What to do
Take the material below and retype it in full; pictures are left out.

-- start Records shown --

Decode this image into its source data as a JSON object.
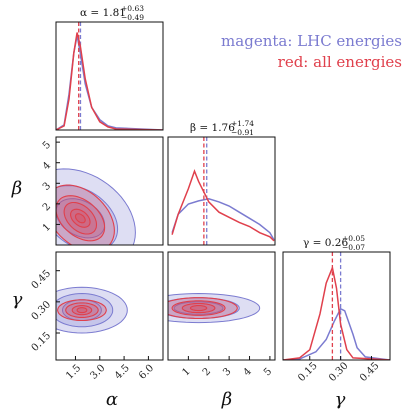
{
  "colors": {
    "magenta": "#7b7bd0",
    "red": "#e0404c",
    "frame": "#111111"
  },
  "legend": [
    {
      "text": "magenta: LHC energies",
      "color": "#7b7bd0"
    },
    {
      "text": "red: all energies",
      "color": "#e0404c"
    }
  ],
  "chart_data": {
    "type": "corner",
    "parameters": [
      {
        "symbol": "α",
        "range": [
          0.3,
          6.9
        ],
        "ticks": [
          "1.5",
          "3.0",
          "4.5",
          "6.0"
        ],
        "tick_values": [
          1.5,
          3.0,
          4.5,
          6.0
        ],
        "title": {
          "main": "α = 1.81",
          "sup": "+0.63",
          "sub": "−0.49"
        }
      },
      {
        "symbol": "β",
        "range": [
          0.0,
          5.25
        ],
        "ticks": [
          "1",
          "2",
          "3",
          "4",
          "5"
        ],
        "tick_values": [
          1,
          2,
          3,
          4,
          5
        ],
        "title": {
          "main": "β = 1.76",
          "sup": "+1.74",
          "sub": "−0.91"
        }
      },
      {
        "symbol": "γ",
        "range": [
          0.02,
          0.54
        ],
        "ticks": [
          "0.15",
          "0.30",
          "0.45"
        ],
        "tick_values": [
          0.15,
          0.3,
          0.45
        ],
        "title": {
          "main": "γ = 0.26",
          "sup": "+0.05",
          "sub": "−0.07"
        }
      }
    ],
    "series": [
      {
        "name": "magenta: LHC energies",
        "color": "#7b7bd0",
        "medians": [
          1.81,
          1.9,
          0.3
        ]
      },
      {
        "name": "red: all energies",
        "color": "#e0404c",
        "medians": [
          1.7,
          1.76,
          0.26
        ]
      }
    ],
    "marginals": {
      "alpha": {
        "magenta": [
          [
            0.3,
            0
          ],
          [
            0.8,
            0.05
          ],
          [
            1.1,
            0.35
          ],
          [
            1.4,
            0.75
          ],
          [
            1.6,
            0.92
          ],
          [
            1.8,
            0.75
          ],
          [
            2.1,
            0.45
          ],
          [
            2.5,
            0.22
          ],
          [
            3.0,
            0.1
          ],
          [
            3.5,
            0.04
          ],
          [
            4.0,
            0.02
          ],
          [
            6.9,
            0
          ]
        ],
        "red": [
          [
            0.3,
            0
          ],
          [
            0.8,
            0.04
          ],
          [
            1.1,
            0.3
          ],
          [
            1.4,
            0.75
          ],
          [
            1.6,
            0.95
          ],
          [
            1.8,
            0.82
          ],
          [
            2.1,
            0.5
          ],
          [
            2.5,
            0.22
          ],
          [
            3.0,
            0.08
          ],
          [
            3.5,
            0.03
          ],
          [
            4.0,
            0.01
          ],
          [
            6.9,
            0
          ]
        ]
      },
      "beta": {
        "magenta": [
          [
            0.2,
            0.12
          ],
          [
            0.5,
            0.3
          ],
          [
            1.0,
            0.4
          ],
          [
            1.5,
            0.43
          ],
          [
            2.0,
            0.45
          ],
          [
            2.5,
            0.42
          ],
          [
            3.0,
            0.38
          ],
          [
            3.5,
            0.32
          ],
          [
            4.0,
            0.26
          ],
          [
            4.5,
            0.2
          ],
          [
            5.0,
            0.12
          ],
          [
            5.2,
            0.05
          ]
        ],
        "red": [
          [
            0.2,
            0.1
          ],
          [
            0.5,
            0.3
          ],
          [
            1.0,
            0.55
          ],
          [
            1.3,
            0.72
          ],
          [
            1.5,
            0.62
          ],
          [
            2.0,
            0.42
          ],
          [
            2.5,
            0.32
          ],
          [
            3.0,
            0.27
          ],
          [
            3.5,
            0.22
          ],
          [
            4.0,
            0.18
          ],
          [
            4.5,
            0.12
          ],
          [
            5.0,
            0.08
          ],
          [
            5.2,
            0.04
          ]
        ]
      },
      "gamma": {
        "magenta": [
          [
            0.02,
            0
          ],
          [
            0.1,
            0.01
          ],
          [
            0.18,
            0.08
          ],
          [
            0.23,
            0.2
          ],
          [
            0.27,
            0.38
          ],
          [
            0.3,
            0.5
          ],
          [
            0.32,
            0.48
          ],
          [
            0.36,
            0.25
          ],
          [
            0.38,
            0.12
          ],
          [
            0.42,
            0.03
          ],
          [
            0.54,
            0
          ]
        ],
        "red": [
          [
            0.02,
            0
          ],
          [
            0.1,
            0.02
          ],
          [
            0.15,
            0.1
          ],
          [
            0.2,
            0.45
          ],
          [
            0.23,
            0.75
          ],
          [
            0.26,
            0.9
          ],
          [
            0.28,
            0.7
          ],
          [
            0.3,
            0.35
          ],
          [
            0.33,
            0.1
          ],
          [
            0.36,
            0.02
          ],
          [
            0.54,
            0
          ]
        ]
      }
    },
    "joint": {
      "alpha_beta": {
        "center": [
          1.8,
          1.3
        ],
        "magenta_levels": [
          [
            1.5,
            0.9,
            -0.35
          ],
          [
            2.3,
            1.5,
            -0.35
          ],
          [
            3.4,
            2.3,
            -0.3
          ]
        ],
        "red_levels": [
          [
            0.3,
            0.2,
            -0.45
          ],
          [
            0.6,
            0.4,
            -0.45
          ],
          [
            1.0,
            0.7,
            -0.45
          ],
          [
            1.5,
            1.0,
            -0.45
          ],
          [
            2.1,
            1.5,
            -0.4
          ]
        ]
      },
      "alpha_gamma": {
        "center": [
          1.9,
          0.26
        ],
        "magenta_levels": [
          [
            1.2,
            0.05,
            0.0
          ],
          [
            1.9,
            0.08,
            0.0
          ],
          [
            2.8,
            0.11,
            0.0
          ]
        ],
        "red_levels": [
          [
            0.3,
            0.012,
            0.0
          ],
          [
            0.6,
            0.022,
            0.0
          ],
          [
            1.0,
            0.035,
            0.0
          ],
          [
            1.5,
            0.05,
            0.0
          ]
        ]
      },
      "beta_gamma": {
        "center": [
          1.5,
          0.27
        ],
        "magenta_levels": [
          [
            1.2,
            0.03,
            0.0
          ],
          [
            2.0,
            0.05,
            0.0
          ],
          [
            3.0,
            0.07,
            0.0
          ]
        ],
        "red_levels": [
          [
            0.4,
            0.012,
            0.0
          ],
          [
            0.8,
            0.022,
            0.0
          ],
          [
            1.3,
            0.035,
            0.0
          ],
          [
            1.9,
            0.05,
            0.0
          ]
        ]
      }
    }
  }
}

-- end Records shown --

Exercise result
Decode this image into its source data as a JSON object.
{
  "colors": {
    "magenta": "#7b7bd0",
    "red": "#e0404c",
    "frame": "#111111"
  },
  "legend": [
    {
      "text": "magenta: LHC energies",
      "color": "#7b7bd0"
    },
    {
      "text": "red: all energies",
      "color": "#e0404c"
    }
  ],
  "chart_data": {
    "type": "corner",
    "parameters": [
      {
        "symbol": "α",
        "range": [
          0.3,
          6.9
        ],
        "ticks": [
          "1.5",
          "3.0",
          "4.5",
          "6.0"
        ],
        "tick_values": [
          1.5,
          3.0,
          4.5,
          6.0
        ],
        "title": {
          "main": "α = 1.81",
          "sup": "+0.63",
          "sub": "−0.49"
        }
      },
      {
        "symbol": "β",
        "range": [
          0.0,
          5.25
        ],
        "ticks": [
          "1",
          "2",
          "3",
          "4",
          "5"
        ],
        "tick_values": [
          1,
          2,
          3,
          4,
          5
        ],
        "title": {
          "main": "β = 1.76",
          "sup": "+1.74",
          "sub": "−0.91"
        }
      },
      {
        "symbol": "γ",
        "range": [
          0.02,
          0.54
        ],
        "ticks": [
          "0.15",
          "0.30",
          "0.45"
        ],
        "tick_values": [
          0.15,
          0.3,
          0.45
        ],
        "title": {
          "main": "γ = 0.26",
          "sup": "+0.05",
          "sub": "−0.07"
        }
      }
    ],
    "series": [
      {
        "name": "magenta: LHC energies",
        "color": "#7b7bd0",
        "medians": [
          1.81,
          1.9,
          0.3
        ]
      },
      {
        "name": "red: all energies",
        "color": "#e0404c",
        "medians": [
          1.7,
          1.76,
          0.26
        ]
      }
    ],
    "marginals": {
      "alpha": {
        "magenta": [
          [
            0.3,
            0
          ],
          [
            0.8,
            0.05
          ],
          [
            1.1,
            0.35
          ],
          [
            1.4,
            0.75
          ],
          [
            1.6,
            0.92
          ],
          [
            1.8,
            0.75
          ],
          [
            2.1,
            0.45
          ],
          [
            2.5,
            0.22
          ],
          [
            3.0,
            0.1
          ],
          [
            3.5,
            0.04
          ],
          [
            4.0,
            0.02
          ],
          [
            6.9,
            0
          ]
        ],
        "red": [
          [
            0.3,
            0
          ],
          [
            0.8,
            0.04
          ],
          [
            1.1,
            0.3
          ],
          [
            1.4,
            0.75
          ],
          [
            1.6,
            0.95
          ],
          [
            1.8,
            0.82
          ],
          [
            2.1,
            0.5
          ],
          [
            2.5,
            0.22
          ],
          [
            3.0,
            0.08
          ],
          [
            3.5,
            0.03
          ],
          [
            4.0,
            0.01
          ],
          [
            6.9,
            0
          ]
        ]
      },
      "beta": {
        "magenta": [
          [
            0.2,
            0.12
          ],
          [
            0.5,
            0.3
          ],
          [
            1.0,
            0.4
          ],
          [
            1.5,
            0.43
          ],
          [
            2.0,
            0.45
          ],
          [
            2.5,
            0.42
          ],
          [
            3.0,
            0.38
          ],
          [
            3.5,
            0.32
          ],
          [
            4.0,
            0.26
          ],
          [
            4.5,
            0.2
          ],
          [
            5.0,
            0.12
          ],
          [
            5.2,
            0.05
          ]
        ],
        "red": [
          [
            0.2,
            0.1
          ],
          [
            0.5,
            0.3
          ],
          [
            1.0,
            0.55
          ],
          [
            1.3,
            0.72
          ],
          [
            1.5,
            0.62
          ],
          [
            2.0,
            0.42
          ],
          [
            2.5,
            0.32
          ],
          [
            3.0,
            0.27
          ],
          [
            3.5,
            0.22
          ],
          [
            4.0,
            0.18
          ],
          [
            4.5,
            0.12
          ],
          [
            5.0,
            0.08
          ],
          [
            5.2,
            0.04
          ]
        ]
      },
      "gamma": {
        "magenta": [
          [
            0.02,
            0
          ],
          [
            0.1,
            0.01
          ],
          [
            0.18,
            0.08
          ],
          [
            0.23,
            0.2
          ],
          [
            0.27,
            0.38
          ],
          [
            0.3,
            0.5
          ],
          [
            0.32,
            0.48
          ],
          [
            0.36,
            0.25
          ],
          [
            0.38,
            0.12
          ],
          [
            0.42,
            0.03
          ],
          [
            0.54,
            0
          ]
        ],
        "red": [
          [
            0.02,
            0
          ],
          [
            0.1,
            0.02
          ],
          [
            0.15,
            0.1
          ],
          [
            0.2,
            0.45
          ],
          [
            0.23,
            0.75
          ],
          [
            0.26,
            0.9
          ],
          [
            0.28,
            0.7
          ],
          [
            0.3,
            0.35
          ],
          [
            0.33,
            0.1
          ],
          [
            0.36,
            0.02
          ],
          [
            0.54,
            0
          ]
        ]
      }
    },
    "joint": {
      "alpha_beta": {
        "center": [
          1.8,
          1.3
        ],
        "magenta_levels": [
          [
            1.5,
            0.9,
            -0.35
          ],
          [
            2.3,
            1.5,
            -0.35
          ],
          [
            3.4,
            2.3,
            -0.3
          ]
        ],
        "red_levels": [
          [
            0.3,
            0.2,
            -0.45
          ],
          [
            0.6,
            0.4,
            -0.45
          ],
          [
            1.0,
            0.7,
            -0.45
          ],
          [
            1.5,
            1.0,
            -0.45
          ],
          [
            2.1,
            1.5,
            -0.4
          ]
        ]
      },
      "alpha_gamma": {
        "center": [
          1.9,
          0.26
        ],
        "magenta_levels": [
          [
            1.2,
            0.05,
            0.0
          ],
          [
            1.9,
            0.08,
            0.0
          ],
          [
            2.8,
            0.11,
            0.0
          ]
        ],
        "red_levels": [
          [
            0.3,
            0.012,
            0.0
          ],
          [
            0.6,
            0.022,
            0.0
          ],
          [
            1.0,
            0.035,
            0.0
          ],
          [
            1.5,
            0.05,
            0.0
          ]
        ]
      },
      "beta_gamma": {
        "center": [
          1.5,
          0.27
        ],
        "magenta_levels": [
          [
            1.2,
            0.03,
            0.0
          ],
          [
            2.0,
            0.05,
            0.0
          ],
          [
            3.0,
            0.07,
            0.0
          ]
        ],
        "red_levels": [
          [
            0.4,
            0.012,
            0.0
          ],
          [
            0.8,
            0.022,
            0.0
          ],
          [
            1.3,
            0.035,
            0.0
          ],
          [
            1.9,
            0.05,
            0.0
          ]
        ]
      }
    }
  }
}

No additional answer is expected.